Collected data:

-- Begin --

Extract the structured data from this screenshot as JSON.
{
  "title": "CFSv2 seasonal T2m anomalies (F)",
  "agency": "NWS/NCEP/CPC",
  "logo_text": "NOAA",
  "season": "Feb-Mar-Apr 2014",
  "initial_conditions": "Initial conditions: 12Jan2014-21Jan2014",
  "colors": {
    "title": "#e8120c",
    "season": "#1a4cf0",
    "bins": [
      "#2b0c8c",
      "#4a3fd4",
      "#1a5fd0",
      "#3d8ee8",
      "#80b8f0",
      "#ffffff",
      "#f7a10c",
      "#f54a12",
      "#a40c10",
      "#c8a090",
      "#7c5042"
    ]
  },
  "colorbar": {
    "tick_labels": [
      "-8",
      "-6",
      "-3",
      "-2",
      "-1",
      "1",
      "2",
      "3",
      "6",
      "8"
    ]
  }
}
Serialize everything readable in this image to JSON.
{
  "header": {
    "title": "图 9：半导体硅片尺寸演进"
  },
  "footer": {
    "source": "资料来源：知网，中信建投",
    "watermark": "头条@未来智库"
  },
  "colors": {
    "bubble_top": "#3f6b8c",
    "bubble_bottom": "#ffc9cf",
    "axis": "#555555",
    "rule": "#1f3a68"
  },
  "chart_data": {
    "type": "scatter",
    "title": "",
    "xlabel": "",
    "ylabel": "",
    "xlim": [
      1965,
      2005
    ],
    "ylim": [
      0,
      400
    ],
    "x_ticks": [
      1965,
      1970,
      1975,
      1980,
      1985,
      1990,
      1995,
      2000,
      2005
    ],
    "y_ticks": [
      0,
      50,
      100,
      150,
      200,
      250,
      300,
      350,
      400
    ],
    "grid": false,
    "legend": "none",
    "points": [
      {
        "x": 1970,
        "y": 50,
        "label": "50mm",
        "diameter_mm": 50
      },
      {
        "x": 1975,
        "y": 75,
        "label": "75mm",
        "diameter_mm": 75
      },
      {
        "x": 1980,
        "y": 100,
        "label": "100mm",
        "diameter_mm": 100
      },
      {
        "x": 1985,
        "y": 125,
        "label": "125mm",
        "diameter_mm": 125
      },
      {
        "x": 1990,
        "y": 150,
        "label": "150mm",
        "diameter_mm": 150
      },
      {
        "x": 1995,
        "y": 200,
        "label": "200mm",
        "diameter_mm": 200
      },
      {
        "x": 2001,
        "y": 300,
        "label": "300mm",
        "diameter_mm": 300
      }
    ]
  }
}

-- End --

* REQUIREMENTS
Write out the entries in full, exactly as given.

* FULL RESPONSE
Extract the structured data from this screenshot as JSON.
{
  "title": "CFSv2 seasonal T2m anomalies (F)",
  "agency": "NWS/NCEP/CPC",
  "logo_text": "NOAA",
  "season": "Feb-Mar-Apr 2014",
  "initial_conditions": "Initial conditions: 12Jan2014-21Jan2014",
  "colors": {
    "title": "#e8120c",
    "season": "#1a4cf0",
    "bins": [
      "#2b0c8c",
      "#4a3fd4",
      "#1a5fd0",
      "#3d8ee8",
      "#80b8f0",
      "#ffffff",
      "#f7a10c",
      "#f54a12",
      "#a40c10",
      "#c8a090",
      "#7c5042"
    ]
  },
  "colorbar": {
    "tick_labels": [
      "-8",
      "-6",
      "-3",
      "-2",
      "-1",
      "1",
      "2",
      "3",
      "6",
      "8"
    ]
  }
}
Serialize everything readable in this image to JSON.
{
  "header": {
    "title": "图 9：半导体硅片尺寸演进"
  },
  "footer": {
    "source": "资料来源：知网，中信建投",
    "watermark": "头条@未来智库"
  },
  "colors": {
    "bubble_top": "#3f6b8c",
    "bubble_bottom": "#ffc9cf",
    "axis": "#555555",
    "rule": "#1f3a68"
  },
  "chart_data": {
    "type": "scatter",
    "title": "",
    "xlabel": "",
    "ylabel": "",
    "xlim": [
      1965,
      2005
    ],
    "ylim": [
      0,
      400
    ],
    "x_ticks": [
      1965,
      1970,
      1975,
      1980,
      1985,
      1990,
      1995,
      2000,
      2005
    ],
    "y_ticks": [
      0,
      50,
      100,
      150,
      200,
      250,
      300,
      350,
      400
    ],
    "grid": false,
    "legend": "none",
    "points": [
      {
        "x": 1970,
        "y": 50,
        "label": "50mm",
        "diameter_mm": 50
      },
      {
        "x": 1975,
        "y": 75,
        "label": "75mm",
        "diameter_mm": 75
      },
      {
        "x": 1980,
        "y": 100,
        "label": "100mm",
        "diameter_mm": 100
      },
      {
        "x": 1985,
        "y": 125,
        "label": "125mm",
        "diameter_mm": 125
      },
      {
        "x": 1990,
        "y": 150,
        "label": "150mm",
        "diameter_mm": 150
      },
      {
        "x": 1995,
        "y": 200,
        "label": "200mm",
        "diameter_mm": 200
      },
      {
        "x": 2001,
        "y": 300,
        "label": "300mm",
        "diameter_mm": 300
      }
    ]
  }
}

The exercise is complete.